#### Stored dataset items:
[Begin]

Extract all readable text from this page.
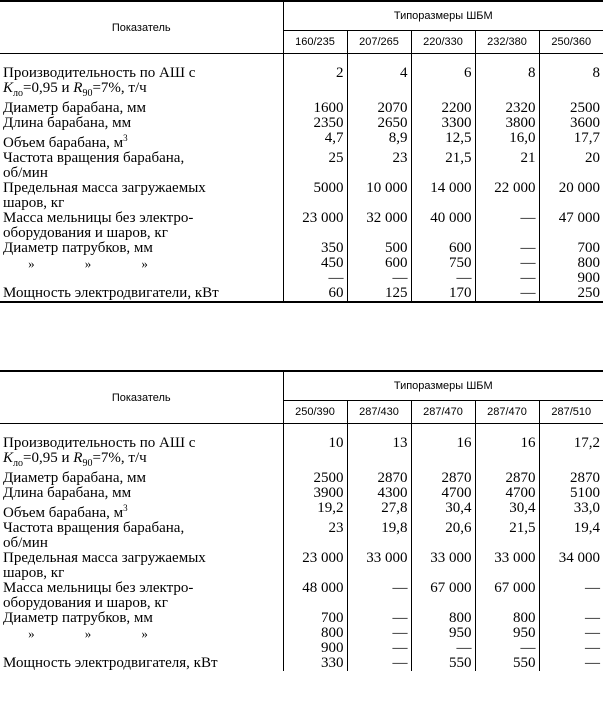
Показатель	Типоразмеры ШБМ				
	160/235	207/265	220/330	232/380	250/360

Производительность по АШ с
$K_{ло}=0,95$ и $R_{90}=7\%$, т/ч	2	4	6	8	8
Диаметр барабана, мм	1600	2070	2200	2320	2500
Длина барабана, мм	2350	2650	3300	3800	3600
Объем барабана, $м^3$	4,7	8,9	12,5	16,0	17,7
Частота вращения барабана,
об/мин	25	23	21,5	21	20
Предельная масса загружаемых
шаров, кг	5000	10 000	14 000	22 000	20 000
Масса мельницы без электро-
оборудования и шаров, кг	23 000	32 000	40 000	—	47 000
Диаметр патрубков, мм	350	500	600	—	700

» » »	450	600	750	—	800
	—	—	—	—	900
Мощность электродвигатели, кВт	60	125	170	—	250
Показатель	Типоразмеры ШБМ				
	250/390	287/430	287/470	287/470	287/510

Производительность по АШ с
$K_{ло}=0,95$ и $R_{90}=7\%$, т/ч	10	13	16	16	17,2
Диаметр барабана, мм	2500	2870	2870	2870	2870
Длина барабана, мм	3900	4300	4700	4700	5100
Объем барабана, $м^3$	19,2	27,8	30,4	30,4	33,0
Частота вращения барабана,
об/мин	23	19,8	20,6	21,5	19,4
Предельная масса загружаемых
шаров, кг	23 000	33 000	33 000	33 000	34 000
Масса мельницы без электро-
оборудования и шаров, кг	48 000	—	67 000	67 000	—
Диаметр патрубков, мм	700	—	800	800	—

» » »	800	—	950	950	—
	900	—	—	—	—
Мощность электродвигателя, кВт	330	—	550	550	—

[End]

#### WHAT THE EXERCISE ASKS:
Restate the full listing verbatim and drop every picture.

#### FULL OUTPUT:
Extract all readable text from this page.
Показатель	Типоразмеры ШБМ				
	160/235	207/265	220/330	232/380	250/360

Производительность по АШ с
$K_{ло}=0,95$ и $R_{90}=7\%$, т/ч	2	4	6	8	8
Диаметр барабана, мм	1600	2070	2200	2320	2500
Длина барабана, мм	2350	2650	3300	3800	3600
Объем барабана, $м^3$	4,7	8,9	12,5	16,0	17,7
Частота вращения барабана,
об/мин	25	23	21,5	21	20
Предельная масса загружаемых
шаров, кг	5000	10 000	14 000	22 000	20 000
Масса мельницы без электро-
оборудования и шаров, кг	23 000	32 000	40 000	—	47 000
Диаметр патрубков, мм	350	500	600	—	700

» » »	450	600	750	—	800
	—	—	—	—	900
Мощность электродвигатели, кВт	60	125	170	—	250
Показатель	Типоразмеры ШБМ				
	250/390	287/430	287/470	287/470	287/510

Производительность по АШ с
$K_{ло}=0,95$ и $R_{90}=7\%$, т/ч	10	13	16	16	17,2
Диаметр барабана, мм	2500	2870	2870	2870	2870
Длина барабана, мм	3900	4300	4700	4700	5100
Объем барабана, $м^3$	19,2	27,8	30,4	30,4	33,0
Частота вращения барабана,
об/мин	23	19,8	20,6	21,5	19,4
Предельная масса загружаемых
шаров, кг	23 000	33 000	33 000	33 000	34 000
Масса мельницы без электро-
оборудования и шаров, кг	48 000	—	67 000	67 000	—
Диаметр патрубков, мм	700	—	800	800	—

» » »	800	—	950	950	—
	900	—	—	—	—
Мощность электродвигателя, кВт	330	—	550	550	—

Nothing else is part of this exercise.